Requirements:
Set down all of the data exactly as it appears.

Entries:
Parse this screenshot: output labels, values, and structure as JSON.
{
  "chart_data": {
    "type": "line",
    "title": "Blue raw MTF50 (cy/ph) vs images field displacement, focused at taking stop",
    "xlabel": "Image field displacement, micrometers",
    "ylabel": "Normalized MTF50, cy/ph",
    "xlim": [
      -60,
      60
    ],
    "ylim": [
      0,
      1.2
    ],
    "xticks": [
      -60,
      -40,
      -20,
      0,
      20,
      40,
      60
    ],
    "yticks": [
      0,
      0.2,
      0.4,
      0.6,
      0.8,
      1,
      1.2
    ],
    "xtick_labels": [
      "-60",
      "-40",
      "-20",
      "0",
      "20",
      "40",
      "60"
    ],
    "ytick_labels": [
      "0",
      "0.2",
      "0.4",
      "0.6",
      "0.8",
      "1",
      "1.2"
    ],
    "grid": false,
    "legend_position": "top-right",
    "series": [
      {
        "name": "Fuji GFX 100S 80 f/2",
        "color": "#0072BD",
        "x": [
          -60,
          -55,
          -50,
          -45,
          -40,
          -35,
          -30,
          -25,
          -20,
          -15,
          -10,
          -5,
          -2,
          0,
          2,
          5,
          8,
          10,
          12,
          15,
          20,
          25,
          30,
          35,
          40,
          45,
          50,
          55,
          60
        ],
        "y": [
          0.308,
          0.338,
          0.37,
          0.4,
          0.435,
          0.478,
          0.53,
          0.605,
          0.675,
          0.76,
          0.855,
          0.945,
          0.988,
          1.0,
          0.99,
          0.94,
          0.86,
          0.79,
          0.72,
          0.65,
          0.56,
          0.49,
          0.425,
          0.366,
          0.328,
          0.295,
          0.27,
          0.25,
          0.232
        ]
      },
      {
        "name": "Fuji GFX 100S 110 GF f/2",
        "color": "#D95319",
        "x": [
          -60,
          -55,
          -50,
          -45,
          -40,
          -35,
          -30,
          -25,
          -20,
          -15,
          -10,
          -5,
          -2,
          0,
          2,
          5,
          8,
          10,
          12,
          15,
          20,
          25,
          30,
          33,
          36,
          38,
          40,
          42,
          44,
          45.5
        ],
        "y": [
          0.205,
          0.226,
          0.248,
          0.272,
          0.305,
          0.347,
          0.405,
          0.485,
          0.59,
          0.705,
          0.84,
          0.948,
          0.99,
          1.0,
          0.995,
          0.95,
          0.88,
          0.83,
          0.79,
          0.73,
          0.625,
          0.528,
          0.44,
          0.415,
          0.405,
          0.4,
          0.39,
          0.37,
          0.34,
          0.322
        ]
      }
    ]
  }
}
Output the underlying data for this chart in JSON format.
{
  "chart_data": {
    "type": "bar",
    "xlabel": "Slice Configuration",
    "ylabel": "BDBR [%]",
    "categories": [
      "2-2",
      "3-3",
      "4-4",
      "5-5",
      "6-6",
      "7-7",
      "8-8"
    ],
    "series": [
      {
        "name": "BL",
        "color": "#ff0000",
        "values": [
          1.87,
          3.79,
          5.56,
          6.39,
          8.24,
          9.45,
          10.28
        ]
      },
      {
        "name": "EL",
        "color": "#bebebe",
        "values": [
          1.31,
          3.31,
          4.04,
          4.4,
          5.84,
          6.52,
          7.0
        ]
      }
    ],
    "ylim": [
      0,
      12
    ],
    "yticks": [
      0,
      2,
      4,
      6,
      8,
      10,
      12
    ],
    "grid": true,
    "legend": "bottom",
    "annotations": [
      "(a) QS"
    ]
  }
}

Result of the exercise:
Parse this screenshot: output labels, values, and structure as JSON.
{
  "chart_data": {
    "type": "line",
    "title": "Blue raw MTF50 (cy/ph) vs images field displacement, focused at taking stop",
    "xlabel": "Image field displacement, micrometers",
    "ylabel": "Normalized MTF50, cy/ph",
    "xlim": [
      -60,
      60
    ],
    "ylim": [
      0,
      1.2
    ],
    "xticks": [
      -60,
      -40,
      -20,
      0,
      20,
      40,
      60
    ],
    "yticks": [
      0,
      0.2,
      0.4,
      0.6,
      0.8,
      1,
      1.2
    ],
    "xtick_labels": [
      "-60",
      "-40",
      "-20",
      "0",
      "20",
      "40",
      "60"
    ],
    "ytick_labels": [
      "0",
      "0.2",
      "0.4",
      "0.6",
      "0.8",
      "1",
      "1.2"
    ],
    "grid": false,
    "legend_position": "top-right",
    "series": [
      {
        "name": "Fuji GFX 100S 80 f/2",
        "color": "#0072BD",
        "x": [
          -60,
          -55,
          -50,
          -45,
          -40,
          -35,
          -30,
          -25,
          -20,
          -15,
          -10,
          -5,
          -2,
          0,
          2,
          5,
          8,
          10,
          12,
          15,
          20,
          25,
          30,
          35,
          40,
          45,
          50,
          55,
          60
        ],
        "y": [
          0.308,
          0.338,
          0.37,
          0.4,
          0.435,
          0.478,
          0.53,
          0.605,
          0.675,
          0.76,
          0.855,
          0.945,
          0.988,
          1.0,
          0.99,
          0.94,
          0.86,
          0.79,
          0.72,
          0.65,
          0.56,
          0.49,
          0.425,
          0.366,
          0.328,
          0.295,
          0.27,
          0.25,
          0.232
        ]
      },
      {
        "name": "Fuji GFX 100S 110 GF f/2",
        "color": "#D95319",
        "x": [
          -60,
          -55,
          -50,
          -45,
          -40,
          -35,
          -30,
          -25,
          -20,
          -15,
          -10,
          -5,
          -2,
          0,
          2,
          5,
          8,
          10,
          12,
          15,
          20,
          25,
          30,
          33,
          36,
          38,
          40,
          42,
          44,
          45.5
        ],
        "y": [
          0.205,
          0.226,
          0.248,
          0.272,
          0.305,
          0.347,
          0.405,
          0.485,
          0.59,
          0.705,
          0.84,
          0.948,
          0.99,
          1.0,
          0.995,
          0.95,
          0.88,
          0.83,
          0.79,
          0.73,
          0.625,
          0.528,
          0.44,
          0.415,
          0.405,
          0.4,
          0.39,
          0.37,
          0.34,
          0.322
        ]
      }
    ]
  }
}
Output the underlying data for this chart in JSON format.
{
  "chart_data": {
    "type": "bar",
    "xlabel": "Slice Configuration",
    "ylabel": "BDBR [%]",
    "categories": [
      "2-2",
      "3-3",
      "4-4",
      "5-5",
      "6-6",
      "7-7",
      "8-8"
    ],
    "series": [
      {
        "name": "BL",
        "color": "#ff0000",
        "values": [
          1.87,
          3.79,
          5.56,
          6.39,
          8.24,
          9.45,
          10.28
        ]
      },
      {
        "name": "EL",
        "color": "#bebebe",
        "values": [
          1.31,
          3.31,
          4.04,
          4.4,
          5.84,
          6.52,
          7.0
        ]
      }
    ],
    "ylim": [
      0,
      12
    ],
    "yticks": [
      0,
      2,
      4,
      6,
      8,
      10,
      12
    ],
    "grid": true,
    "legend": "bottom",
    "annotations": [
      "(a) QS"
    ]
  }
}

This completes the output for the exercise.